**What the exercise asks**
Please write out the material below exactly as given.

Stored items from a collection

***

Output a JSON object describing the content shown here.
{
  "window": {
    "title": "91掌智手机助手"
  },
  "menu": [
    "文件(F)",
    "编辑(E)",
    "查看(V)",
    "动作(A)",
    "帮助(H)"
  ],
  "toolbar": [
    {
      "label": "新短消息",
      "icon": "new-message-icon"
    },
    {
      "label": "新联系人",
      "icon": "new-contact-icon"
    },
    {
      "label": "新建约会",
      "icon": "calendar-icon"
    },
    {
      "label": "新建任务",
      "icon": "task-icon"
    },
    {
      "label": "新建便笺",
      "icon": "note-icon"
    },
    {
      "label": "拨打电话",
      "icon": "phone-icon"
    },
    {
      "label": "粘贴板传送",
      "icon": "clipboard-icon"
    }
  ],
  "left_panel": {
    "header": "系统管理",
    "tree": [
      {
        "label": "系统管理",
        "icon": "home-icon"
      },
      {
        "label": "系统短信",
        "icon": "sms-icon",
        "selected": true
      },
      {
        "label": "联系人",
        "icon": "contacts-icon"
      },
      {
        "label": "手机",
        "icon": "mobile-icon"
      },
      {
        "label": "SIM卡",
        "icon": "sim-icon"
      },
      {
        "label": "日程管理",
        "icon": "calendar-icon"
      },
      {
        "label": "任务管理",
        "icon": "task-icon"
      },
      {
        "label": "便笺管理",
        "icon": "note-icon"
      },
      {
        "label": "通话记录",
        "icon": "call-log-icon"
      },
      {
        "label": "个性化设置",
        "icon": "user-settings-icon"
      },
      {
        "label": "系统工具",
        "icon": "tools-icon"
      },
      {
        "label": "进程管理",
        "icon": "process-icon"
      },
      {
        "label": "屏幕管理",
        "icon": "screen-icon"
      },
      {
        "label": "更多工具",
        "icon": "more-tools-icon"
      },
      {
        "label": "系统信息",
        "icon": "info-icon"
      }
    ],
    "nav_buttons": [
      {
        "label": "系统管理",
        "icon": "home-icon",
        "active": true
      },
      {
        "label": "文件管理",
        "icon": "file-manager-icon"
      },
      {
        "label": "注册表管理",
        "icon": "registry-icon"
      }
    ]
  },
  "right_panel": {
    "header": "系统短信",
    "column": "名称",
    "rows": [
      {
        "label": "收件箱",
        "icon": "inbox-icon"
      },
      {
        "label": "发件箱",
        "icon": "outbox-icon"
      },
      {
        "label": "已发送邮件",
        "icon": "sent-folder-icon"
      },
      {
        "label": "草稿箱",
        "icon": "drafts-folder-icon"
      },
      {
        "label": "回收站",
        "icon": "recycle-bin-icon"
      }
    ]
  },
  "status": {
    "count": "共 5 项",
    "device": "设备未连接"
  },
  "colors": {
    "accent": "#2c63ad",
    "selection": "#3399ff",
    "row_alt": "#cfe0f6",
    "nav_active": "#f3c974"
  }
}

***

**Full output**
Output a JSON object describing the content shown here.
{
  "window": {
    "title": "91掌智手机助手"
  },
  "menu": [
    "文件(F)",
    "编辑(E)",
    "查看(V)",
    "动作(A)",
    "帮助(H)"
  ],
  "toolbar": [
    {
      "label": "新短消息",
      "icon": "new-message-icon"
    },
    {
      "label": "新联系人",
      "icon": "new-contact-icon"
    },
    {
      "label": "新建约会",
      "icon": "calendar-icon"
    },
    {
      "label": "新建任务",
      "icon": "task-icon"
    },
    {
      "label": "新建便笺",
      "icon": "note-icon"
    },
    {
      "label": "拨打电话",
      "icon": "phone-icon"
    },
    {
      "label": "粘贴板传送",
      "icon": "clipboard-icon"
    }
  ],
  "left_panel": {
    "header": "系统管理",
    "tree": [
      {
        "label": "系统管理",
        "icon": "home-icon"
      },
      {
        "label": "系统短信",
        "icon": "sms-icon",
        "selected": true
      },
      {
        "label": "联系人",
        "icon": "contacts-icon"
      },
      {
        "label": "手机",
        "icon": "mobile-icon"
      },
      {
        "label": "SIM卡",
        "icon": "sim-icon"
      },
      {
        "label": "日程管理",
        "icon": "calendar-icon"
      },
      {
        "label": "任务管理",
        "icon": "task-icon"
      },
      {
        "label": "便笺管理",
        "icon": "note-icon"
      },
      {
        "label": "通话记录",
        "icon": "call-log-icon"
      },
      {
        "label": "个性化设置",
        "icon": "user-settings-icon"
      },
      {
        "label": "系统工具",
        "icon": "tools-icon"
      },
      {
        "label": "进程管理",
        "icon": "process-icon"
      },
      {
        "label": "屏幕管理",
        "icon": "screen-icon"
      },
      {
        "label": "更多工具",
        "icon": "more-tools-icon"
      },
      {
        "label": "系统信息",
        "icon": "info-icon"
      }
    ],
    "nav_buttons": [
      {
        "label": "系统管理",
        "icon": "home-icon",
        "active": true
      },
      {
        "label": "文件管理",
        "icon": "file-manager-icon"
      },
      {
        "label": "注册表管理",
        "icon": "registry-icon"
      }
    ]
  },
  "right_panel": {
    "header": "系统短信",
    "column": "名称",
    "rows": [
      {
        "label": "收件箱",
        "icon": "inbox-icon"
      },
      {
        "label": "发件箱",
        "icon": "outbox-icon"
      },
      {
        "label": "已发送邮件",
        "icon": "sent-folder-icon"
      },
      {
        "label": "草稿箱",
        "icon": "drafts-folder-icon"
      },
      {
        "label": "回收站",
        "icon": "recycle-bin-icon"
      }
    ]
  },
  "status": {
    "count": "共 5 项",
    "device": "设备未连接"
  },
  "colors": {
    "accent": "#2c63ad",
    "selection": "#3399ff",
    "row_alt": "#cfe0f6",
    "nav_active": "#f3c974"
  }
}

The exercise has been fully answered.